According to a second variant of the process according to the invention, a solid-liquid separation step c) is carried out after carrying out step a) and before carrying out step b). This second variant is in particular illustrated in figures 7 and 8. In this case, the liquid effluent (2) obtained from step a) is sent to a solid-liquid separation step c), leading to the separation of the liquid phase containing the extracted phthalates from the solid phase containing the PVC plastic depleted in one or more phthalates. As a result, for this second variant, steps a) and b) form the object of two distinct and separate operations. Step c) thus gives rise to a solid stream (6) comprising the PVC plastic depleted in one or more phthalates and a first liquid stream (18), which contains the phthalate or phthalates extracted in step a) and is then sent to step b) for the transformation of said phthalates by transesterification. This second variant is particularly suitable in cases where the PVC feedstock to be treated would lead to the formation of a solid phase during step a) that is unfavorable (in terms of chemical or rheological properties, etc.) for carrying out the transesterification chemistry.

For example, according to an embodiment according to this second variant of the method as shown in Figures 7 and 8, where step c) is carried out between steps a) and b), steps a) and c) according to the invention may be carried out continuously in the same discontinuous reactor, which has a device for filtering the liquid effluent (2) allowing several cycles of extraction of phthalates from the solid phase and a device for withdrawing at least the solid phase (6) allowing the final recovery of the target PVC plastic.

Task requirements:
A – Return the phthalate passage from "For example, according" to "target PVC plastic." word for word.
B – Please retype the listing lines from the line with "svg-text:FluxFν(μJy): Flux Fν" to the line with "Identify 19 of", including both, with no changes.
The listing has no connection to the phthalate passage.

Material for this exercise:
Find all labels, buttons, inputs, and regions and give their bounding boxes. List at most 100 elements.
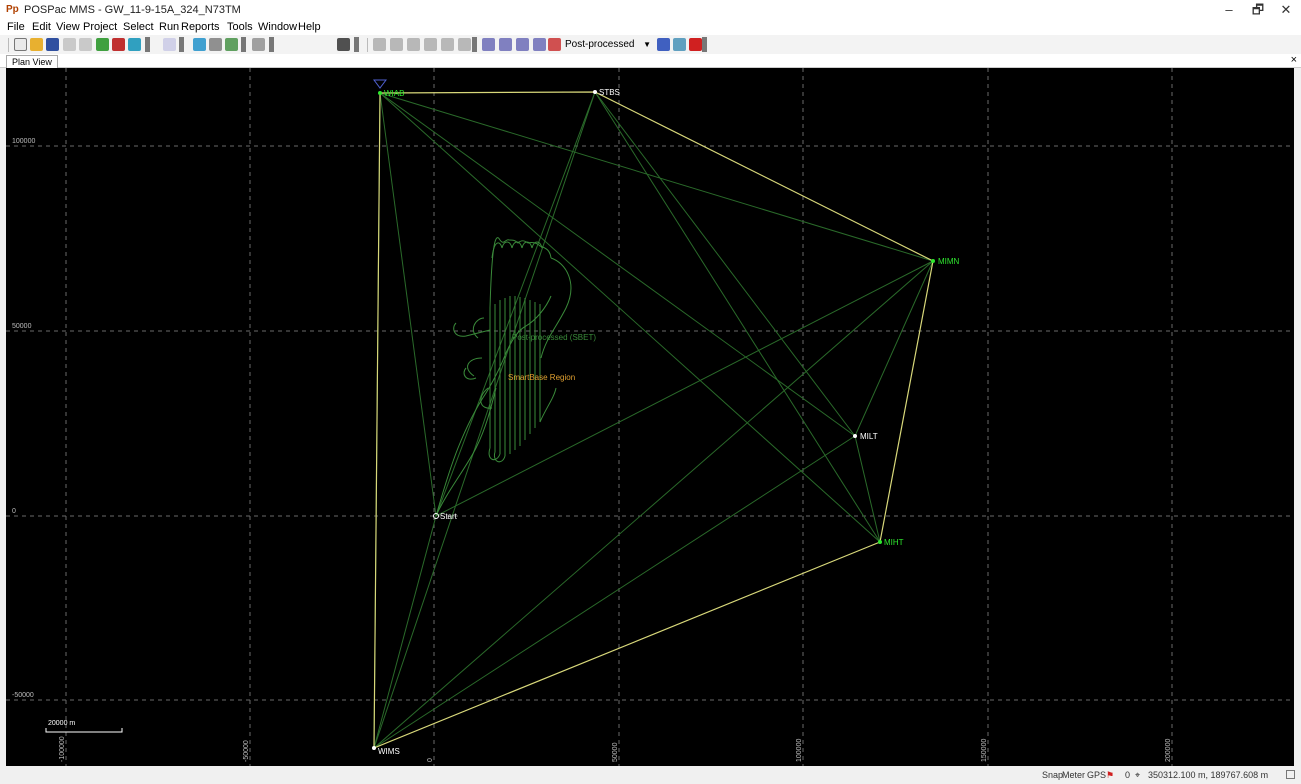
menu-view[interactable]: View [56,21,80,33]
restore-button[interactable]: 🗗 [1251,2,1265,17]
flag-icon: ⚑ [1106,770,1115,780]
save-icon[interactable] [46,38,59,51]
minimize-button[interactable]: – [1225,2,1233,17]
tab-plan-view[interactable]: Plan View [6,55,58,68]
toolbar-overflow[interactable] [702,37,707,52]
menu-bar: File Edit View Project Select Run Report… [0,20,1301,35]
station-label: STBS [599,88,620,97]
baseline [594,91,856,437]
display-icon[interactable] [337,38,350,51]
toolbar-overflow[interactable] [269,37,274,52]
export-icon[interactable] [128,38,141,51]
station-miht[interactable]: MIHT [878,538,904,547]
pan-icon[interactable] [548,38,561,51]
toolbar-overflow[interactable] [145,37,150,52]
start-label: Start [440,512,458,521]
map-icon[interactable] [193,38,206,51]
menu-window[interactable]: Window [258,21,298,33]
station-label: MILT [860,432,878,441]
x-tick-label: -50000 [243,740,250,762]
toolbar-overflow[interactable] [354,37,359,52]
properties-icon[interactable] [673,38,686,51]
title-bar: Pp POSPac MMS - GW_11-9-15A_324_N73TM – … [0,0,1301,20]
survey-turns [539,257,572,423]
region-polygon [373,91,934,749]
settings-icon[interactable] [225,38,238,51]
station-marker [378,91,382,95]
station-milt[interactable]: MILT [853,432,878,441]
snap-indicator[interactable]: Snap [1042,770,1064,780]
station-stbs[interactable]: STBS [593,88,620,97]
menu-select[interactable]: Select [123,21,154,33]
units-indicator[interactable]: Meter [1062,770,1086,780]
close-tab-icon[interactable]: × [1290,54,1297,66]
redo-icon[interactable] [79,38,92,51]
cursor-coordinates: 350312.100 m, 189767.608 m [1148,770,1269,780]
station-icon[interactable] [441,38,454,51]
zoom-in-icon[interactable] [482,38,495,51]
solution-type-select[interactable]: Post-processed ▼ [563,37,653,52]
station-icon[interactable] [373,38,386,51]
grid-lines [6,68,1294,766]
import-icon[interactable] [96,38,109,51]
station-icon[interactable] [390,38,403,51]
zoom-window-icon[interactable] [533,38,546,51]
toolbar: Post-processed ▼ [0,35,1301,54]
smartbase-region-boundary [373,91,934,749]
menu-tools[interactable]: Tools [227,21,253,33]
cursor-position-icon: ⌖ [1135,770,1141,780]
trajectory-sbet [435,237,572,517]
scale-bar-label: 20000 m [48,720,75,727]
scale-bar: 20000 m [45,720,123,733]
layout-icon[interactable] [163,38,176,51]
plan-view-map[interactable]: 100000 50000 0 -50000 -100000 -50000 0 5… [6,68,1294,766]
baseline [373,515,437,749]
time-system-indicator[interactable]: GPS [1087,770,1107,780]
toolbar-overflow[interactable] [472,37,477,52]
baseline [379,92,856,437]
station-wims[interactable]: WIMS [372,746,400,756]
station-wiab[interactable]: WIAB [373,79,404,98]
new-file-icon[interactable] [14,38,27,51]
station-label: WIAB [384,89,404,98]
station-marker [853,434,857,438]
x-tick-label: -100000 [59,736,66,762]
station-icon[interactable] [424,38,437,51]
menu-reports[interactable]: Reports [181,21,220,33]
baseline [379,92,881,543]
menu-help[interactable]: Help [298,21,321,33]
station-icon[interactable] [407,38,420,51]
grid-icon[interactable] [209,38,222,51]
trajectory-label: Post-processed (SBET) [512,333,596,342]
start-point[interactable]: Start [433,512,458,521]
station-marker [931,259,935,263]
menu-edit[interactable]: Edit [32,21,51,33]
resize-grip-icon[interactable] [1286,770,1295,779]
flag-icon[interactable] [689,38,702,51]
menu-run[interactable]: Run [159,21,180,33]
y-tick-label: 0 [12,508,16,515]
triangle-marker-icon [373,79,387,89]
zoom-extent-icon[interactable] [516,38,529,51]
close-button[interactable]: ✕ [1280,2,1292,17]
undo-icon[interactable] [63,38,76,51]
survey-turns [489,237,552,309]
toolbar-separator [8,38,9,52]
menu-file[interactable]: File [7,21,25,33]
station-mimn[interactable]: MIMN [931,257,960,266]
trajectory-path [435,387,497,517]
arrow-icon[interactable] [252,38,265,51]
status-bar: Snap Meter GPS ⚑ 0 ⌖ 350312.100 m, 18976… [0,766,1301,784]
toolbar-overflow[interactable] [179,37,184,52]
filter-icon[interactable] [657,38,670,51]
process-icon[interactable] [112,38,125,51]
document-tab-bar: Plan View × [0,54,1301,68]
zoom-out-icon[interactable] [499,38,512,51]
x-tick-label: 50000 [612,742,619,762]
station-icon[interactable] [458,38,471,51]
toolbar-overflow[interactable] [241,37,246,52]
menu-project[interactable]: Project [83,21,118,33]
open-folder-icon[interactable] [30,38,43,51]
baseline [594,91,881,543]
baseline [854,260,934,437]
---
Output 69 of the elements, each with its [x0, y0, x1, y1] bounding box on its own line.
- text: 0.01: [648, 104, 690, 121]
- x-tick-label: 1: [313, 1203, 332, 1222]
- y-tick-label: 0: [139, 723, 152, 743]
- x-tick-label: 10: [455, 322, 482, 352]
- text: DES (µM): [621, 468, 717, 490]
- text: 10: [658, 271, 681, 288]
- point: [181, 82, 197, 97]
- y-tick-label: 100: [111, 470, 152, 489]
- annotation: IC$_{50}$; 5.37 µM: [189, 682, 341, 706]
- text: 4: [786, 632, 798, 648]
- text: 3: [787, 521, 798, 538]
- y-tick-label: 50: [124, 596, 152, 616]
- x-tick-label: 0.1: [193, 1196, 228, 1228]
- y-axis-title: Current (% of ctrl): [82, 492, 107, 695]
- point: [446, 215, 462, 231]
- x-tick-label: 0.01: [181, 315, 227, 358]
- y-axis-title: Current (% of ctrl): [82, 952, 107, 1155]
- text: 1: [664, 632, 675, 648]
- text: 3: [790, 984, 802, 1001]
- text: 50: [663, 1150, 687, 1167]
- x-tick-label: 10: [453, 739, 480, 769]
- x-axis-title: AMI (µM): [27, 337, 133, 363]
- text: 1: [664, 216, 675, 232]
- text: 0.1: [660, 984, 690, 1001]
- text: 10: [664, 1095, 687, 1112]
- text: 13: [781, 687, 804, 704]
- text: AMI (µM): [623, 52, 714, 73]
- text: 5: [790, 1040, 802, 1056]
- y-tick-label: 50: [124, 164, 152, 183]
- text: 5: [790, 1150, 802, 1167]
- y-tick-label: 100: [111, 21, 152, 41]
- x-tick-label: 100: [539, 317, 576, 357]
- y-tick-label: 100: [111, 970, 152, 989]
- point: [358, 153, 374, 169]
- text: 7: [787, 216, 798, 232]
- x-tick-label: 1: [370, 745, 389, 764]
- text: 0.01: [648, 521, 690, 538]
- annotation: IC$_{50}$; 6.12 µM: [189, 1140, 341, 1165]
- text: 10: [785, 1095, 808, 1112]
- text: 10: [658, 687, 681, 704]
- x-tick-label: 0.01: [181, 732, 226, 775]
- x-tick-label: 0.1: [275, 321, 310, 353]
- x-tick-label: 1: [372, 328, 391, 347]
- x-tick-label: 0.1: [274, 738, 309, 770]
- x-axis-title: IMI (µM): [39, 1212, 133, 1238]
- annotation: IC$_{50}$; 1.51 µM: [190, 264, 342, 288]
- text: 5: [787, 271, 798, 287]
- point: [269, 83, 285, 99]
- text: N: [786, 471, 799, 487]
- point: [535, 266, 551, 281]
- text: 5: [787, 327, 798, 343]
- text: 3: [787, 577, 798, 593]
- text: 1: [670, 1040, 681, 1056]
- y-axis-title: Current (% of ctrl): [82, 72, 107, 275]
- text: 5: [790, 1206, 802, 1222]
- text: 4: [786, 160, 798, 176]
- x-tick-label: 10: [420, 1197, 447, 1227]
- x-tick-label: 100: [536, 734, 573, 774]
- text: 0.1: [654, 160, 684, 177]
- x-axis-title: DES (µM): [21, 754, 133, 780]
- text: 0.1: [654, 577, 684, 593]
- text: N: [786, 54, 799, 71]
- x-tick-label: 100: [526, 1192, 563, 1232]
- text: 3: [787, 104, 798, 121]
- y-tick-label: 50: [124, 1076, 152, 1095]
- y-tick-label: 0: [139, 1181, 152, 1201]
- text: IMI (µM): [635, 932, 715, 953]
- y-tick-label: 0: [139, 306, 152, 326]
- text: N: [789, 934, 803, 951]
---
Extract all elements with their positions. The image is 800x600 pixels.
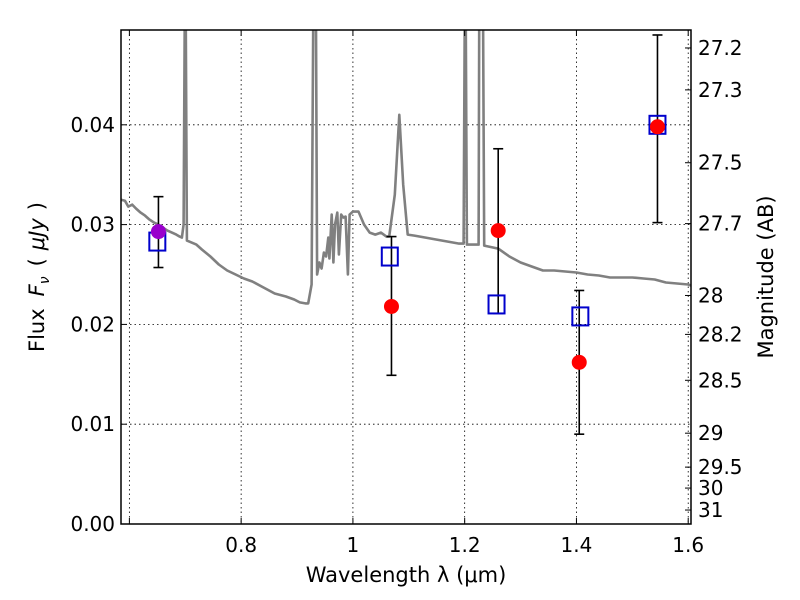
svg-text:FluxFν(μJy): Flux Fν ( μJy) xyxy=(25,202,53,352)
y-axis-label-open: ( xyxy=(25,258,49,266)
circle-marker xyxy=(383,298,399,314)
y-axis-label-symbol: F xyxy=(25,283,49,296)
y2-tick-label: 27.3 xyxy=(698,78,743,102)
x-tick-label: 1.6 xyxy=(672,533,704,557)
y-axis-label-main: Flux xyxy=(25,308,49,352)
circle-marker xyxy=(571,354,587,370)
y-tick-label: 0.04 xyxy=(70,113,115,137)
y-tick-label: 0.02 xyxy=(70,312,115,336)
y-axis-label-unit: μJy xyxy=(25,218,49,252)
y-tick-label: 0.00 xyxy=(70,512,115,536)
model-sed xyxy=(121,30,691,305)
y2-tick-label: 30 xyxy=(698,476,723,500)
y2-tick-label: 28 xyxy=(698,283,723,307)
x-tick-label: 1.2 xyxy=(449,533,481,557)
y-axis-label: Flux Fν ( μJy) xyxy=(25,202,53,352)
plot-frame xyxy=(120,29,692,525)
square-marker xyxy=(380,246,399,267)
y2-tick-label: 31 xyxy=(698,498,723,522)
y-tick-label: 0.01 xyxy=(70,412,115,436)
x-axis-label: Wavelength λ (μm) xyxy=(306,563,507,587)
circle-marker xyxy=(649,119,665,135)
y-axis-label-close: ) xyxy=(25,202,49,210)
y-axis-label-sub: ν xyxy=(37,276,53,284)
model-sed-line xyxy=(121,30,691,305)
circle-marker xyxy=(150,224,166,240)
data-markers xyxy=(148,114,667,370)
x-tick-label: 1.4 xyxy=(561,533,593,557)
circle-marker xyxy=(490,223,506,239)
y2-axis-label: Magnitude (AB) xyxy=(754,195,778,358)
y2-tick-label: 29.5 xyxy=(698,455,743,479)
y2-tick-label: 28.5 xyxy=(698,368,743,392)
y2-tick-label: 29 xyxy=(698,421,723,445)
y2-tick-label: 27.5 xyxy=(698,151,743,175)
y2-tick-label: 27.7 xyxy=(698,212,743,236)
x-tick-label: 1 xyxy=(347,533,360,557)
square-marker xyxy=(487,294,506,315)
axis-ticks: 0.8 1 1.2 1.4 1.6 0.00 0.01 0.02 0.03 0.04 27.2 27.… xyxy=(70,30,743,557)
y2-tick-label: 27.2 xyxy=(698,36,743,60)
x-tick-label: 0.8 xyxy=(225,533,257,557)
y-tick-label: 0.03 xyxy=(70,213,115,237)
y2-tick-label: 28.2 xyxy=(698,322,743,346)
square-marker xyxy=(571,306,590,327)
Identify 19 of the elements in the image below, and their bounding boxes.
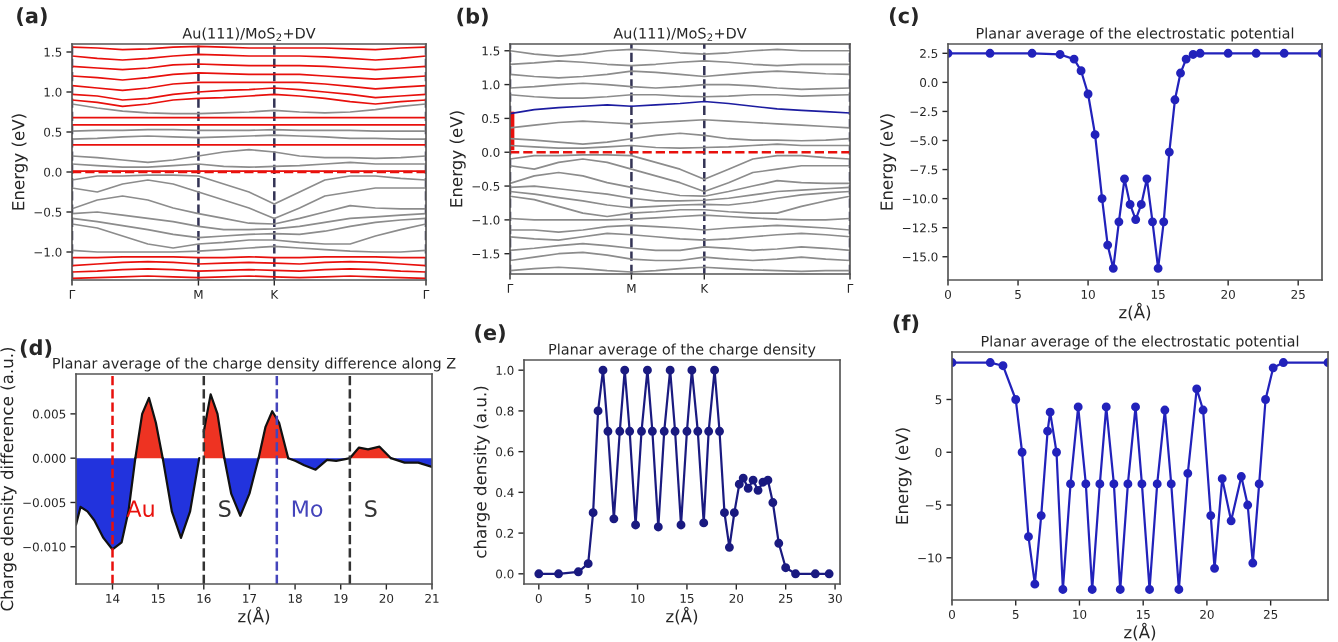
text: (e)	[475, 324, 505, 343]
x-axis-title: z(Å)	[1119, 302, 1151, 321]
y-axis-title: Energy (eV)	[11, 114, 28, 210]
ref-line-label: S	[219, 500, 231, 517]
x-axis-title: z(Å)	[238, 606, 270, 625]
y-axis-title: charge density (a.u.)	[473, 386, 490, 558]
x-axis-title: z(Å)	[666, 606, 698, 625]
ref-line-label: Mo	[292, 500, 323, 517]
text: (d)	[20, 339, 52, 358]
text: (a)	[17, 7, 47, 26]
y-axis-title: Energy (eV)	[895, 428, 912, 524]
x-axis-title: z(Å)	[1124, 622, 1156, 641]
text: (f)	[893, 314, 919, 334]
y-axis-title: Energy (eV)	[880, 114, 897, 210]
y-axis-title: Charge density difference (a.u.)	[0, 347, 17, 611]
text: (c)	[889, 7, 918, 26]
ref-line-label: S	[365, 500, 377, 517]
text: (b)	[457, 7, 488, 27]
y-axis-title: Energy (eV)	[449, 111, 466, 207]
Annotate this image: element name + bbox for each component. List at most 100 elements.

Responses per task:
A –
For example, according to an embodiment according to this second variant of the method as shown in Figures 7 and 8, where step c) is carried out between steps a) and b), steps a) and c) according to the invention may be carried out continuously in the same discontinuous reactor, which has a device for filtering the liquid effluent (2) allowing several cycles of extraction of phthalates from the solid phase and a device for withdrawing at least the solid phase (6) allowing the final recovery of the target PVC plastic.

B –
svg-text:FluxFν(μJy): Flux Fν ( μJy) xyxy=(25,202,53,352)
y-axis-label-open: ( xyxy=(25,258,49,266)
circle-marker xyxy=(383,298,399,314)
y-axis-label-symbol: F xyxy=(25,283,49,296)
y2-tick-label: 27.3 xyxy=(698,78,743,102)
x-tick-label: 1.6 xyxy=(672,533,704,557)
y-axis-label-main: Flux xyxy=(25,308,49,352)
circle-marker xyxy=(571,354,587,370)
y-tick-label: 0.04 xyxy=(70,113,115,137)
y-tick-label: 0.02 xyxy=(70,312,115,336)
y-axis-label-unit: μJy xyxy=(25,218,49,252)
y-tick-label: 0.00 xyxy=(70,512,115,536)
model-sed xyxy=(121,30,691,305)
y2-tick-label: 30 xyxy=(698,476,723,500)
y2-tick-label: 28 xyxy=(698,283,723,307)
x-tick-label: 1.2 xyxy=(449,533,481,557)
y-axis-label: Flux Fν ( μJy) xyxy=(25,202,53,352)
plot-frame xyxy=(120,29,692,525)
square-marker xyxy=(380,246,399,267)
y2-tick-label: 31 xyxy=(698,498,723,522)
y-tick-label: 0.01 xyxy=(70,412,115,436)
x-axis-label: Wavelength λ (μm) xyxy=(306,563,507,587)
circle-marker xyxy=(649,119,665,135)
y-axis-label-close: ) xyxy=(25,202,49,210)
y-axis-label-sub: ν xyxy=(37,276,53,284)
model-sed-line xyxy=(121,30,691,305)
circle-marker xyxy=(150,224,166,240)
data-markers xyxy=(148,114,667,370)
x-tick-label: 1.4 xyxy=(561,533,593,557)
circle-marker xyxy=(490,223,506,239)
y2-axis-label: Magnitude (AB) xyxy=(754,195,778,358)
y2-tick-label: 29.5 xyxy=(698,455,743,479)
y2-tick-label: 28.5 xyxy=(698,368,743,392)
y2-tick-label: 29 xyxy=(698,421,723,445)
y2-tick-label: 27.5 xyxy=(698,151,743,175)
y2-tick-label: 27.7 xyxy=(698,212,743,236)
x-tick-label: 1 xyxy=(347,533,360,557)
square-marker xyxy=(487,294,506,315)
axis-ticks: 0.8 1 1.2 1.4 1.6 0.00 0.01 0.02 0.03 0.04 27.2 27.… xyxy=(70,30,743,557)
y2-tick-label: 27.2 xyxy=(698,36,743,60)
x-tick-label: 0.8 xyxy=(225,533,257,557)
y-tick-label: 0.03 xyxy=(70,213,115,237)
y2-tick-label: 28.2 xyxy=(698,322,743,346)
square-marker xyxy=(571,306,590,327)
Identify 19 of the elements in the image below, and their bounding boxes.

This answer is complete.